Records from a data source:
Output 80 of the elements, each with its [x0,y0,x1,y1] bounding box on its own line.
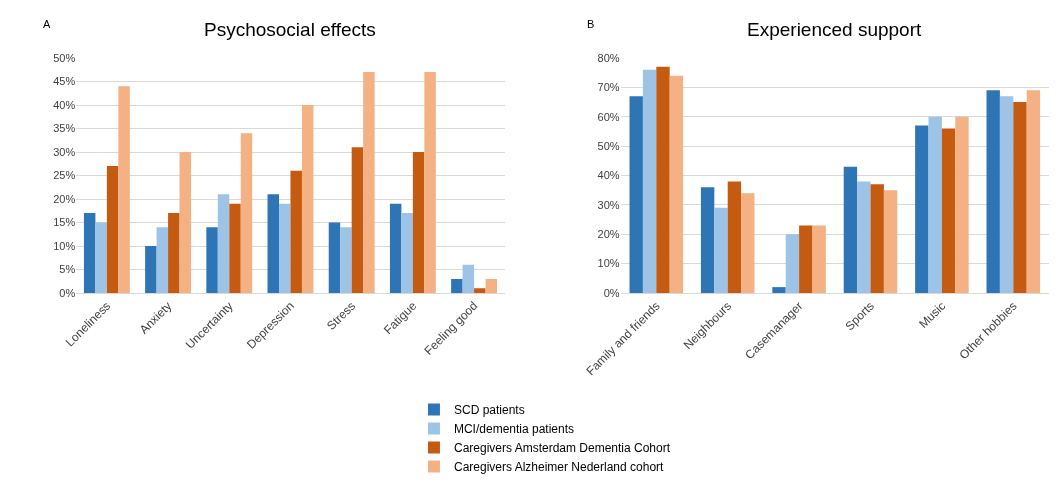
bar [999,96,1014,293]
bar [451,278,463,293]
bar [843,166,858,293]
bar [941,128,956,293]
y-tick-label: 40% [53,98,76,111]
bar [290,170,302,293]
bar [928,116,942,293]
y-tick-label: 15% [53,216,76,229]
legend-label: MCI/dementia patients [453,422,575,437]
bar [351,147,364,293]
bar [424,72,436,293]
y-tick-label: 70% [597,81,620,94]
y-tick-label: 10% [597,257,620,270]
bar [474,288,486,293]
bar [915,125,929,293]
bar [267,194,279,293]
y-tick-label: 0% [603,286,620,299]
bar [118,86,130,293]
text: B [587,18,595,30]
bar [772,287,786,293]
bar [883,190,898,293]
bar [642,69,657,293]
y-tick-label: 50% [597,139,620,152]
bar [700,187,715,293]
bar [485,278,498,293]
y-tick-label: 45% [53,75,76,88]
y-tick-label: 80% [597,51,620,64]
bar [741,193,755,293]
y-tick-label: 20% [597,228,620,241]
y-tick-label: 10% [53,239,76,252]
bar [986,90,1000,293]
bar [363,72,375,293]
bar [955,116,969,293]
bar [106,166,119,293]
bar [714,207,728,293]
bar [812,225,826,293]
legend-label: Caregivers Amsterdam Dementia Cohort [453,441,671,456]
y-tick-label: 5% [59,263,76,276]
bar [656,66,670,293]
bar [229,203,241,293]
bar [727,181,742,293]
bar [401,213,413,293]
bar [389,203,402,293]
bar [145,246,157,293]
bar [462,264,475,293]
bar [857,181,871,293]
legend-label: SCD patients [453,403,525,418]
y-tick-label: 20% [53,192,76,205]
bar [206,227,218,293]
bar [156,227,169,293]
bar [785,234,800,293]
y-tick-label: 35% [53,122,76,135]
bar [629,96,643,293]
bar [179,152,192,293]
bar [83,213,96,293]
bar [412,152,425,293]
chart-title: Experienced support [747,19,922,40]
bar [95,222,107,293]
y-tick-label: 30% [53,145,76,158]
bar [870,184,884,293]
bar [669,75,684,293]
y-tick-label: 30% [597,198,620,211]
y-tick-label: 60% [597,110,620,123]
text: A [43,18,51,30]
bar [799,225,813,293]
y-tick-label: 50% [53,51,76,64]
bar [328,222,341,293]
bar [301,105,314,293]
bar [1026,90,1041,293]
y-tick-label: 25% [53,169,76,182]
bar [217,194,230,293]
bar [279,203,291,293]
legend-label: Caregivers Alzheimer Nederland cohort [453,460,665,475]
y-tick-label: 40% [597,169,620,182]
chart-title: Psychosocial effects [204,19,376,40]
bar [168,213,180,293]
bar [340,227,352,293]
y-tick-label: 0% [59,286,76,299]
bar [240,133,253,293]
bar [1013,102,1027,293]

...

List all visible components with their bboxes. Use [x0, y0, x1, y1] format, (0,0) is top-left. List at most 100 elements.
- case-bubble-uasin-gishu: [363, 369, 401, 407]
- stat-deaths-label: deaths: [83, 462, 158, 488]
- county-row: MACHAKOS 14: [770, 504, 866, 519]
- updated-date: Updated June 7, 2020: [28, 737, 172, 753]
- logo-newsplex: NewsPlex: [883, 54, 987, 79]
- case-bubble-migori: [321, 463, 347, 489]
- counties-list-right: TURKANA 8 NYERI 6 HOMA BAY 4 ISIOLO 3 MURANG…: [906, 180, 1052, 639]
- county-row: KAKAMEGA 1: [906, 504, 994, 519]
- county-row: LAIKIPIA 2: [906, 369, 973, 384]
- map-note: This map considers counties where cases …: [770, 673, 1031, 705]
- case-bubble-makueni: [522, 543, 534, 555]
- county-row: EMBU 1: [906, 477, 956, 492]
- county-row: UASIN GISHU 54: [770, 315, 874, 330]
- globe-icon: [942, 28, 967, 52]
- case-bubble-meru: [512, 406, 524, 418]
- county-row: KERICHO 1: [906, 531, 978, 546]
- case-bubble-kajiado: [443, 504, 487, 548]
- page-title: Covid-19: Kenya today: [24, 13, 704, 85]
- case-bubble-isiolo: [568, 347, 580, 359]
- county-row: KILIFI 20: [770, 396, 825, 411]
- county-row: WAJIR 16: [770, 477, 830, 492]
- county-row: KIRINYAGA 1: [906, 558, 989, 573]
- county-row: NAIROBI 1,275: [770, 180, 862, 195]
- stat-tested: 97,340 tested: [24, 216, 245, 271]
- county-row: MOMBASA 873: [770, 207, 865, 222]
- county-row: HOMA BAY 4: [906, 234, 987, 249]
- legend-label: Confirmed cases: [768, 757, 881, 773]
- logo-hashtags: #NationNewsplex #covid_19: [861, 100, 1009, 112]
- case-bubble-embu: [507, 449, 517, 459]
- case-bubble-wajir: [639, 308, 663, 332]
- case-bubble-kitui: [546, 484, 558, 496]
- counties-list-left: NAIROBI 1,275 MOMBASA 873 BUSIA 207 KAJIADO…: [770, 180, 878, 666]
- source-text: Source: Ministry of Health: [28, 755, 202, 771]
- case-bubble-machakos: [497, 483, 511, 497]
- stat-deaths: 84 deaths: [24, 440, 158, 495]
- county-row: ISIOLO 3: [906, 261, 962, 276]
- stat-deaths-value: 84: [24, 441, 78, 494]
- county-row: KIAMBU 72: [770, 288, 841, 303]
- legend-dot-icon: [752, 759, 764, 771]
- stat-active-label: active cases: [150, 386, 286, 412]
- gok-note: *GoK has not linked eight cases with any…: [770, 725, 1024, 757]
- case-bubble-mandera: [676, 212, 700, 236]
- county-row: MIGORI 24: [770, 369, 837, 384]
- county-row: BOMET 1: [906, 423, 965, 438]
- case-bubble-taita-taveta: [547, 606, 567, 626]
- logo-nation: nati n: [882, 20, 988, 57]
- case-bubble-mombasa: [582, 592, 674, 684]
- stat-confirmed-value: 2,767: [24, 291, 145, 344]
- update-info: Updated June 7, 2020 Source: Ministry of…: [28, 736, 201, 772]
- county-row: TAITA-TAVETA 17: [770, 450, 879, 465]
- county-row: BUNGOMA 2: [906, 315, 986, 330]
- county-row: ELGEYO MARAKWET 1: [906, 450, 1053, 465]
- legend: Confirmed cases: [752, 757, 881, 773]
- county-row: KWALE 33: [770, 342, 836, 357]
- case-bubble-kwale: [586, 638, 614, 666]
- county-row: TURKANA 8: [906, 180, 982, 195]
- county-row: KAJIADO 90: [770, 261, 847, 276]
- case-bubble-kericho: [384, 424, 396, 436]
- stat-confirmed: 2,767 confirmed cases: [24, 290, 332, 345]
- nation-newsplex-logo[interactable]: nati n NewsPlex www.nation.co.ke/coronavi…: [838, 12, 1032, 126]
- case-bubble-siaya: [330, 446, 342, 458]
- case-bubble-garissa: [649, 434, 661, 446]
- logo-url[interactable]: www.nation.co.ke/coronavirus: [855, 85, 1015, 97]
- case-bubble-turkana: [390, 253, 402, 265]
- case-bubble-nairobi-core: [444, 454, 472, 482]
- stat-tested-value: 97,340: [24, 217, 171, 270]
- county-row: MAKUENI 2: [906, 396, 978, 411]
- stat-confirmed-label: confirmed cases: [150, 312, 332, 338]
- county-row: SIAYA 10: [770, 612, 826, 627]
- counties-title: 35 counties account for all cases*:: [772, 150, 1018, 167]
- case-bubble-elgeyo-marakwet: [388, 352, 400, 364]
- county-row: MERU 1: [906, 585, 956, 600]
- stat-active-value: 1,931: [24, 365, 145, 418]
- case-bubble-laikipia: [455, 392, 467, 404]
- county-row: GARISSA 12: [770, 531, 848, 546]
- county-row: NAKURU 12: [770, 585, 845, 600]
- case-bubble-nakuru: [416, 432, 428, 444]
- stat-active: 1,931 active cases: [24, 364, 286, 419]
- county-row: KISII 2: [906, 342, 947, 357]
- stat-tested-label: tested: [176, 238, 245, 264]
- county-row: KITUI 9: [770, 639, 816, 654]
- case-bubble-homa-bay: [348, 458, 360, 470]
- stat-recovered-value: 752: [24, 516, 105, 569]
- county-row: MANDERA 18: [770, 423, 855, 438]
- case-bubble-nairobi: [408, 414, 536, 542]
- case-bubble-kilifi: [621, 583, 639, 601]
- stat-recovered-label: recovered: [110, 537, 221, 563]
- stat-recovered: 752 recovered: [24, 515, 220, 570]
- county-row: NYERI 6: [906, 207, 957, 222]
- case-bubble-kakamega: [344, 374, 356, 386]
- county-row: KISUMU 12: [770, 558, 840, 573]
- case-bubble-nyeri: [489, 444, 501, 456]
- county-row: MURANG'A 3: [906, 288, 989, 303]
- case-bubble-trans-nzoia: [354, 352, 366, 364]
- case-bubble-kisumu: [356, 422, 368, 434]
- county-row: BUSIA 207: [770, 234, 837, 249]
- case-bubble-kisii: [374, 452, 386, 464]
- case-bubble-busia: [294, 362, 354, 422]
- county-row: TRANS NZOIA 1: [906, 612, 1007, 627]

TASK OBJECTIVE → Your answer should be each line from the entries that includes the string "value".

TASK RESPONSE →
- stat-deaths-value: 84: [24, 441, 78, 494]
- stat-confirmed-value: 2,767: [24, 291, 145, 344]
- stat-tested-value: 97,340: [24, 217, 171, 270]
- stat-active-value: 1,931: [24, 365, 145, 418]
- stat-recovered-value: 752: [24, 516, 105, 569]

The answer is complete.